(Stored data entries)
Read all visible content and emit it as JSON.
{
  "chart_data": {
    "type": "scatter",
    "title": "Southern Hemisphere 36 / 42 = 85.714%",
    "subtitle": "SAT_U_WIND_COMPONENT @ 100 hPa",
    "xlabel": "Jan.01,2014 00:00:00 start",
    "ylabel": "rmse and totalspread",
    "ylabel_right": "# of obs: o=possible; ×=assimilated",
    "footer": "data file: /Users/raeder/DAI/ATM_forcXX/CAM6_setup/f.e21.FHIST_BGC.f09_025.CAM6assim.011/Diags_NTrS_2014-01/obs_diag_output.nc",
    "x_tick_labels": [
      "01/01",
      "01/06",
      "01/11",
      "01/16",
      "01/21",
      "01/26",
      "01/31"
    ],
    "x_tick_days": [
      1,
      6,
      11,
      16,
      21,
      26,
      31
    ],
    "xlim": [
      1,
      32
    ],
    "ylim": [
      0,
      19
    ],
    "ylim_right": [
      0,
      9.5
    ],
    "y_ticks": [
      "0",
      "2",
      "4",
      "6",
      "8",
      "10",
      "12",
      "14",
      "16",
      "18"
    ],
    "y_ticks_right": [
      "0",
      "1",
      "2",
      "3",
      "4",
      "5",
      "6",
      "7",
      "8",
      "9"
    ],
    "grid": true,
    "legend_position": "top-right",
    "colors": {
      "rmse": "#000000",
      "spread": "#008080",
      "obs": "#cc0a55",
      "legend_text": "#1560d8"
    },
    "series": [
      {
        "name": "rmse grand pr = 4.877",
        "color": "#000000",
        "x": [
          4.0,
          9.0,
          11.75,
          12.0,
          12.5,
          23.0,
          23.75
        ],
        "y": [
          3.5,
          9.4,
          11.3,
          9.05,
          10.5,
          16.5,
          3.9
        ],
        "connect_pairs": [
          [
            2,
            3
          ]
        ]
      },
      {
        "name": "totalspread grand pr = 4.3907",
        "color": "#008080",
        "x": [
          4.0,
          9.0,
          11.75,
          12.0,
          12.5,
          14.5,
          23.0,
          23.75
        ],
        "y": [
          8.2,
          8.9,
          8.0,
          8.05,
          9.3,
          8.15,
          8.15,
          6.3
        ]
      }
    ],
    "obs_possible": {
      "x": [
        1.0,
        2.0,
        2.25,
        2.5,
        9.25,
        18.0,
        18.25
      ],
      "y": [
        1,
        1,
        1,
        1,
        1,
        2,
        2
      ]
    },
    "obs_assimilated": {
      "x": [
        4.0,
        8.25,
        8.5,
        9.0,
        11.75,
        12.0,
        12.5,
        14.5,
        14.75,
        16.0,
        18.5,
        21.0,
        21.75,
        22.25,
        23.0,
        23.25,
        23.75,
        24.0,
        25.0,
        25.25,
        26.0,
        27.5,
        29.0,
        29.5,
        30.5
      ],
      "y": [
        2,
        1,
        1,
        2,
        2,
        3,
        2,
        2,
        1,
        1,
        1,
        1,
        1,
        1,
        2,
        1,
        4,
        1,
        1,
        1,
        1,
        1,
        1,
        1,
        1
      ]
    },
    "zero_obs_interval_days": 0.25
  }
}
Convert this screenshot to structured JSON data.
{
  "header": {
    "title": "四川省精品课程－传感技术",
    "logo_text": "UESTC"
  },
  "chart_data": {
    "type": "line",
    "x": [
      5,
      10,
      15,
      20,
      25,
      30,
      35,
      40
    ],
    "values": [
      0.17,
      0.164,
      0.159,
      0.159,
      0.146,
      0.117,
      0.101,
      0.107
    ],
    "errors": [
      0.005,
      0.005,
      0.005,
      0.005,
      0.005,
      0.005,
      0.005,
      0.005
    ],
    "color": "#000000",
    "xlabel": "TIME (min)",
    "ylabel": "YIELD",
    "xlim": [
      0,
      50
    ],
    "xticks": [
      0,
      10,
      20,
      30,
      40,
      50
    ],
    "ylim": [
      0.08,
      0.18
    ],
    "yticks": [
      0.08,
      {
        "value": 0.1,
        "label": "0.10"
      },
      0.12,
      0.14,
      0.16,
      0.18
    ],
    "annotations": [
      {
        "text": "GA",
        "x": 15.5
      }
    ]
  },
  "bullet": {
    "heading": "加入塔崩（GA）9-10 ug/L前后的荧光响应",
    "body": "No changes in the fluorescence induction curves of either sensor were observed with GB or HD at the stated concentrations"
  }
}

• **WHAT YOU NEED TO DO**
Retype the records in full. Keep every line identical to the original.

• **ANSWER TO THIS PROBLEM**
Read all visible content and emit it as JSON.
{
  "chart_data": {
    "type": "scatter",
    "title": "Southern Hemisphere 36 / 42 = 85.714%",
    "subtitle": "SAT_U_WIND_COMPONENT @ 100 hPa",
    "xlabel": "Jan.01,2014 00:00:00 start",
    "ylabel": "rmse and totalspread",
    "ylabel_right": "# of obs: o=possible; ×=assimilated",
    "footer": "data file: /Users/raeder/DAI/ATM_forcXX/CAM6_setup/f.e21.FHIST_BGC.f09_025.CAM6assim.011/Diags_NTrS_2014-01/obs_diag_output.nc",
    "x_tick_labels": [
      "01/01",
      "01/06",
      "01/11",
      "01/16",
      "01/21",
      "01/26",
      "01/31"
    ],
    "x_tick_days": [
      1,
      6,
      11,
      16,
      21,
      26,
      31
    ],
    "xlim": [
      1,
      32
    ],
    "ylim": [
      0,
      19
    ],
    "ylim_right": [
      0,
      9.5
    ],
    "y_ticks": [
      "0",
      "2",
      "4",
      "6",
      "8",
      "10",
      "12",
      "14",
      "16",
      "18"
    ],
    "y_ticks_right": [
      "0",
      "1",
      "2",
      "3",
      "4",
      "5",
      "6",
      "7",
      "8",
      "9"
    ],
    "grid": true,
    "legend_position": "top-right",
    "colors": {
      "rmse": "#000000",
      "spread": "#008080",
      "obs": "#cc0a55",
      "legend_text": "#1560d8"
    },
    "series": [
      {
        "name": "rmse grand pr = 4.877",
        "color": "#000000",
        "x": [
          4.0,
          9.0,
          11.75,
          12.0,
          12.5,
          23.0,
          23.75
        ],
        "y": [
          3.5,
          9.4,
          11.3,
          9.05,
          10.5,
          16.5,
          3.9
        ],
        "connect_pairs": [
          [
            2,
            3
          ]
        ]
      },
      {
        "name": "totalspread grand pr = 4.3907",
        "color": "#008080",
        "x": [
          4.0,
          9.0,
          11.75,
          12.0,
          12.5,
          14.5,
          23.0,
          23.75
        ],
        "y": [
          8.2,
          8.9,
          8.0,
          8.05,
          9.3,
          8.15,
          8.15,
          6.3
        ]
      }
    ],
    "obs_possible": {
      "x": [
        1.0,
        2.0,
        2.25,
        2.5,
        9.25,
        18.0,
        18.25
      ],
      "y": [
        1,
        1,
        1,
        1,
        1,
        2,
        2
      ]
    },
    "obs_assimilated": {
      "x": [
        4.0,
        8.25,
        8.5,
        9.0,
        11.75,
        12.0,
        12.5,
        14.5,
        14.75,
        16.0,
        18.5,
        21.0,
        21.75,
        22.25,
        23.0,
        23.25,
        23.75,
        24.0,
        25.0,
        25.25,
        26.0,
        27.5,
        29.0,
        29.5,
        30.5
      ],
      "y": [
        2,
        1,
        1,
        2,
        2,
        3,
        2,
        2,
        1,
        1,
        1,
        1,
        1,
        1,
        2,
        1,
        4,
        1,
        1,
        1,
        1,
        1,
        1,
        1,
        1
      ]
    },
    "zero_obs_interval_days": 0.25
  }
}
Convert this screenshot to structured JSON data.
{
  "header": {
    "title": "四川省精品课程－传感技术",
    "logo_text": "UESTC"
  },
  "chart_data": {
    "type": "line",
    "x": [
      5,
      10,
      15,
      20,
      25,
      30,
      35,
      40
    ],
    "values": [
      0.17,
      0.164,
      0.159,
      0.159,
      0.146,
      0.117,
      0.101,
      0.107
    ],
    "errors": [
      0.005,
      0.005,
      0.005,
      0.005,
      0.005,
      0.005,
      0.005,
      0.005
    ],
    "color": "#000000",
    "xlabel": "TIME (min)",
    "ylabel": "YIELD",
    "xlim": [
      0,
      50
    ],
    "xticks": [
      0,
      10,
      20,
      30,
      40,
      50
    ],
    "ylim": [
      0.08,
      0.18
    ],
    "yticks": [
      0.08,
      {
        "value": 0.1,
        "label": "0.10"
      },
      0.12,
      0.14,
      0.16,
      0.18
    ],
    "annotations": [
      {
        "text": "GA",
        "x": 15.5
      }
    ]
  },
  "bullet": {
    "heading": "加入塔崩（GA）9-10 ug/L前后的荧光响应",
    "body": "No changes in the fluorescence induction curves of either sensor were observed with GB or HD at the stated concentrations"
  }
}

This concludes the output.